Recast the part of the records that opens with the line containing "industry-label: Bất động" and closes with the line containing "465, 731, 491]" as a Markdown table with the columns No. and Entry. Number each line, and leave out blank lines.

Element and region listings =

****************

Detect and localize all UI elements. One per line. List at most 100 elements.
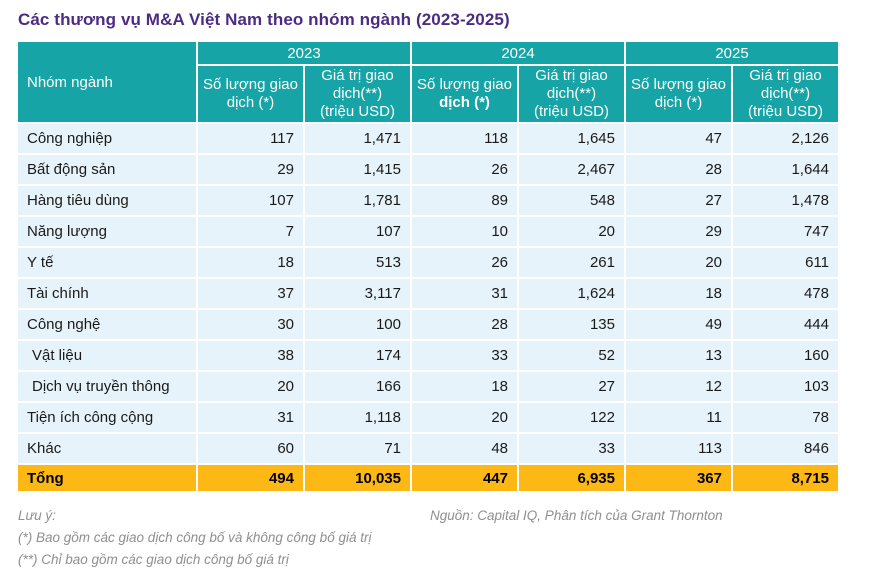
industry-label: Bất động sản	[18, 155, 196, 184]
table-row: Công nghệ 30 100 28 135 49 444	[18, 310, 838, 339]
cell-value: 1,118	[305, 403, 410, 432]
cell-value: 26	[412, 155, 517, 184]
subheader-2024-count: Số lượng giao dịch (*)	[412, 66, 517, 122]
total-row: Tổng 494 10,035 447 6,935 367 8,715	[18, 465, 838, 491]
cell-value: 3,117	[305, 279, 410, 308]
cell-value: 7	[198, 217, 303, 246]
subheader-line: dịch(**)	[332, 85, 383, 103]
table-row: Hàng tiêu dùng 107 1,781 89 548 27 1,478	[18, 186, 838, 215]
table-row: Khác 60 71 48 33 113 846	[18, 434, 838, 463]
subheader-line: Số lượng giao	[417, 76, 512, 94]
cell-value: 113	[626, 434, 731, 463]
cell-value: 261	[519, 248, 624, 277]
cell-value: 29	[198, 155, 303, 184]
cell-value: 107	[305, 217, 410, 246]
total-value: 367	[626, 465, 731, 491]
cell-value: 33	[412, 341, 517, 370]
industry-label: Hàng tiêu dùng	[18, 186, 196, 215]
cell-value: 1,478	[733, 186, 838, 215]
year-header-2025: 2025	[626, 42, 838, 64]
industry-label: Vật liệu	[18, 341, 196, 370]
footer-notes: Lưu ý: Nguồn: Capital IQ, Phân tích của …	[18, 508, 866, 574]
cell-value: 26	[412, 248, 517, 277]
subheader-2025-value: Giá trị giao dịch(**) (triệu USD)	[733, 66, 838, 122]
subheader-line: Giá trị giao	[535, 67, 608, 85]
table-row: Tiện ích công cộng 31 1,118 20 122 11 78	[18, 403, 838, 432]
cell-value: 107	[198, 186, 303, 215]
subheader-2023-count: Số lượng giao dịch (*)	[198, 66, 303, 122]
subheader-line: dịch (*)	[654, 94, 703, 111]
table-body: Công nghiệp 117 1,471 118 1,645 47 2,126 Bất độ…	[18, 124, 838, 463]
industry-label: Năng lượng	[18, 217, 196, 246]
ma-deals-table: Nhóm ngành 2023 2024 2025 Số lượng giao …	[16, 40, 840, 493]
total-value: 6,935	[519, 465, 624, 491]
table-row: Công nghiệp 117 1,471 118 1,645 47 2,126	[18, 124, 838, 153]
cell-value: 89	[412, 186, 517, 215]
subheader-line: (triệu USD)	[319, 102, 395, 120]
cell-value: 548	[519, 186, 624, 215]
cell-value: 27	[519, 372, 624, 401]
cell-value: 117	[198, 124, 303, 153]
cell-value: 444	[733, 310, 838, 339]
cell-value: 13	[626, 341, 731, 370]
industry-label: Khác	[18, 434, 196, 463]
footnote-single-star: (*) Bao gồm các giao dịch công bố và khô…	[18, 530, 372, 545]
cell-value: 31	[412, 279, 517, 308]
industry-label: Công nghiệp	[18, 124, 196, 153]
year-header-2024: 2024	[412, 42, 624, 64]
cell-value: 174	[305, 341, 410, 370]
cell-value: 12	[626, 372, 731, 401]
cell-value: 1,415	[305, 155, 410, 184]
subheader-line: dịch (*)	[439, 94, 490, 111]
cell-value: 747	[733, 217, 838, 246]
subheader-line: dịch(**)	[546, 85, 597, 103]
cell-value: 1,781	[305, 186, 410, 215]
cell-value: 28	[412, 310, 517, 339]
cell-value: 18	[198, 248, 303, 277]
cell-value: 478	[733, 279, 838, 308]
source-text: Nguồn: Capital IQ, Phân tích của Grant T…	[430, 508, 723, 523]
cell-value: 10	[412, 217, 517, 246]
cell-value: 78	[733, 403, 838, 432]
page-title: Các thương vụ M&A Việt Nam theo nhóm ngà…	[18, 10, 510, 29]
cell-value: 166	[305, 372, 410, 401]
table-header: Nhóm ngành 2023 2024 2025 Số lượng giao …	[18, 42, 838, 122]
cell-value: 38	[198, 341, 303, 370]
cell-value: 37	[198, 279, 303, 308]
total-value: 494	[198, 465, 303, 491]
table-footer: Tổng 494 10,035 447 6,935 367 8,715	[18, 465, 838, 491]
subheader-line: dịch(**)	[760, 85, 811, 103]
cell-value: 1,644	[733, 155, 838, 184]
cell-value: 29	[626, 217, 731, 246]
cell-value: 118	[412, 124, 517, 153]
cell-value: 20	[198, 372, 303, 401]
table-row: Vật liệu 38 174 33 52 13 160	[18, 341, 838, 370]
cell-value: 18	[626, 279, 731, 308]
cell-value: 49	[626, 310, 731, 339]
industry-label: Công nghệ	[18, 310, 196, 339]
cell-value: 30	[198, 310, 303, 339]
industry-label: Y tế	[18, 248, 196, 277]
column-header-nhom-nganh: Nhóm ngành	[18, 42, 196, 122]
cell-value: 20	[626, 248, 731, 277]
cell-value: 513	[305, 248, 410, 277]
cell-value: 611	[733, 248, 838, 277]
industry-label: Tài chính	[18, 279, 196, 308]
total-label: Tổng	[18, 465, 196, 491]
subheader-2024-value: Giá trị giao dịch(**) (triệu USD)	[519, 66, 624, 122]
cell-value: 52	[519, 341, 624, 370]
subheader-line: Số lượng giao	[203, 76, 298, 94]
industry-label: Dịch vụ truyền thông	[18, 372, 196, 401]
cell-value: 60	[198, 434, 303, 463]
subheader-line: Giá trị giao	[749, 67, 822, 85]
cell-value: 47	[626, 124, 731, 153]
cell-value: 2,126	[733, 124, 838, 153]
table-row: Y tế 18 513 26 261 20 611	[18, 248, 838, 277]
cell-value: 1,645	[519, 124, 624, 153]
cell-value: 20	[412, 403, 517, 432]
footnote-double-star: (**) Chỉ bao gồm các giao dịch công bố g…	[18, 552, 289, 567]
cell-value: 71	[305, 434, 410, 463]
total-value: 10,035	[305, 465, 410, 491]
table-row: Năng lượng 7 107 10 20 29 747	[18, 217, 838, 246]
subheader-line: Số lượng giao	[631, 76, 726, 94]
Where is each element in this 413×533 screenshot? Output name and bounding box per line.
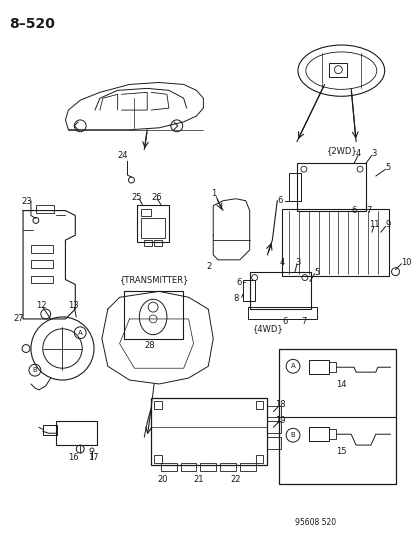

****************

Correct result =
| No. | Entry |
|---|---|
| 1 | industry-label: Bất động sản	[18, 155, 196, 184] |
| 2 | table-row: Công nghệ 30 100 28 135 49 444	[18, 310, 838, 339] |
| 3 | cell-value: 1,118	[305, 403, 410, 432] |
| 4 | cell-value: 26	[412, 155, 517, 184] |
| 5 | subheader-2024-count: Số lượng giao dịch (*)	[412, 66, 517, 122] |
| 6 | total-row: Tổng 494 10,035 447 6,935 367 8,715	[18, 465, 838, 491] |
| 7 | cell-value: 3,117	[305, 279, 410, 308] |
| 8 | cell-value: 7	[198, 217, 303, 246] |
| 9 | subheader-line: dịch(**)	[332, 85, 383, 103] |
| 10 | table-row: Hàng tiêu dùng 107 1,781 89 548 27 1,478	[18, 186, 838, 215] |
| 11 | table-row: Khác 60 71 48 33 113 846	[18, 434, 838, 463] |
| 12 | subheader-line: Số lượng giao	[417, 76, 512, 94] |
| 13 | cell-value: 113	[626, 434, 731, 463] |
| 14 | cell-value: 261	[519, 248, 624, 277] |
| 15 | cell-value: 29	[198, 155, 303, 184] |
| 16 | cell-value: 107	[305, 217, 410, 246] |
| 17 | total-value: 367	[626, 465, 731, 491] |